▶ **PROVIDED INFORMATION**:
•••

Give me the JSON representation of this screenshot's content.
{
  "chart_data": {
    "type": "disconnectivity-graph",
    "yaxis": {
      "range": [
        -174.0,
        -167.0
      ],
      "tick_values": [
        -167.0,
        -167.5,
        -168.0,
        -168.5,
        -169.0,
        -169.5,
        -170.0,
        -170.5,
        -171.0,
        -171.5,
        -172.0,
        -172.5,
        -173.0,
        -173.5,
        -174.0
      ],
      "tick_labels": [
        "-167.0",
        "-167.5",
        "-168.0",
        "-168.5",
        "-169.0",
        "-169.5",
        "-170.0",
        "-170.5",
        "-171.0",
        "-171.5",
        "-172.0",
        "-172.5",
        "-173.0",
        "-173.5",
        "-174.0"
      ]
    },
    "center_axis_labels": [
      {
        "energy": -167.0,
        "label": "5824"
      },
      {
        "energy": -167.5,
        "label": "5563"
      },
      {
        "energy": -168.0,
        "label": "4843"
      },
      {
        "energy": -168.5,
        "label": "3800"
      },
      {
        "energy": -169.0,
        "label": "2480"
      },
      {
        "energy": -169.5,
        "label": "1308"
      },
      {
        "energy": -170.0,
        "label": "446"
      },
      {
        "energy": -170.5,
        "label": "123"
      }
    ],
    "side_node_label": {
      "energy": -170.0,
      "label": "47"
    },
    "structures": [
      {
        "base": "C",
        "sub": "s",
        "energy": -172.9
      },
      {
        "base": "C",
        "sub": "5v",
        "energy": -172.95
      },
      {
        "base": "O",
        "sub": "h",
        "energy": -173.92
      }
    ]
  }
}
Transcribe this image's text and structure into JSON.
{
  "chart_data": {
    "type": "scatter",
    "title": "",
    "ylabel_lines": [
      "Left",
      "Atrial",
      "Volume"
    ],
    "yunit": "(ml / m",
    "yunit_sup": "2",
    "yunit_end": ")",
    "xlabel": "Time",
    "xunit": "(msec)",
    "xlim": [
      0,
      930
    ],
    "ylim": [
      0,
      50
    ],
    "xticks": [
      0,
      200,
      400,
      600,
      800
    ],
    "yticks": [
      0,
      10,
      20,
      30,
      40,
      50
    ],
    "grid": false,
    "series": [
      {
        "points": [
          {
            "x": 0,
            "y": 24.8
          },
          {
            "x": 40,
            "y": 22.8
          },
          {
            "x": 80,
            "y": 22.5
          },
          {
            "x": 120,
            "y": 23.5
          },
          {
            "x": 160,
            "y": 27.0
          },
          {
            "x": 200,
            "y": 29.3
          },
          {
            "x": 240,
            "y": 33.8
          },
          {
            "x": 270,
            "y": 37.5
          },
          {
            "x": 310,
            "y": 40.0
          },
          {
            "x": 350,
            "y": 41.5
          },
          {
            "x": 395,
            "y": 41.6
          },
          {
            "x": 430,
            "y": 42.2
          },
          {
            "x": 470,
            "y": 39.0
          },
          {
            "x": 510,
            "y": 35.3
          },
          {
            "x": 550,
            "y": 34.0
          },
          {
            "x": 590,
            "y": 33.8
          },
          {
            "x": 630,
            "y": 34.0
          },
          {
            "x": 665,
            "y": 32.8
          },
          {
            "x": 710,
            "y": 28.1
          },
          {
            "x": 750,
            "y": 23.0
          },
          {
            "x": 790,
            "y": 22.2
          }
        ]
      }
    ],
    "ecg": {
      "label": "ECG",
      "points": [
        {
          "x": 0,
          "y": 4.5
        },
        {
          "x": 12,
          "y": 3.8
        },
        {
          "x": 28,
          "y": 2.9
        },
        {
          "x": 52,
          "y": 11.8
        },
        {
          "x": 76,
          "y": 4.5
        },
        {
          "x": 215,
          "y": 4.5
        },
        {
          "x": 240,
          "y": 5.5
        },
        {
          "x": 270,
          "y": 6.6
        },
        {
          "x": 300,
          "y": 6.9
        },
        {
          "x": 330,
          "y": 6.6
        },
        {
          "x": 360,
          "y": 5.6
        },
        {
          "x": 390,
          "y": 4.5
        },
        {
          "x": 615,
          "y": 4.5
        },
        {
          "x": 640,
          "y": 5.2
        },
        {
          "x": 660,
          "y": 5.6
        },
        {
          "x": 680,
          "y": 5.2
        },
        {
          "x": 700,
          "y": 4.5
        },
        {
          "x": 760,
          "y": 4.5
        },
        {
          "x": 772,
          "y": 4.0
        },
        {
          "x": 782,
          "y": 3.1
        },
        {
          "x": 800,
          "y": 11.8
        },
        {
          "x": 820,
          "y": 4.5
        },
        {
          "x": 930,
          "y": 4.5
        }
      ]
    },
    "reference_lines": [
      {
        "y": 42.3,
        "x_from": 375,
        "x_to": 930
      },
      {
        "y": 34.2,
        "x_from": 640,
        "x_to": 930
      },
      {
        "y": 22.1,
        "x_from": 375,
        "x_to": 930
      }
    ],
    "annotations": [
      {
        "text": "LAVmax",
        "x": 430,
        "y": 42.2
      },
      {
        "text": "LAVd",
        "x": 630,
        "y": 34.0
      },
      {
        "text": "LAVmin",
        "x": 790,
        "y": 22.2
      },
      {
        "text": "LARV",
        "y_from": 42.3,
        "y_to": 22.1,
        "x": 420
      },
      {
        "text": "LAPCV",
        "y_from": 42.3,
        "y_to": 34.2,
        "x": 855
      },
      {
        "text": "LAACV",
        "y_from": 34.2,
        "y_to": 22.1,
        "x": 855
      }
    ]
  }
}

•••

▶ **GIVEN PROBLEM**:
Write out every line from the entries where "JSON" appears.

▶ **RESULT FOR THIS TASK**:
Give me the JSON representation of this screenshot's content.
Transcribe this image's text and structure into JSON.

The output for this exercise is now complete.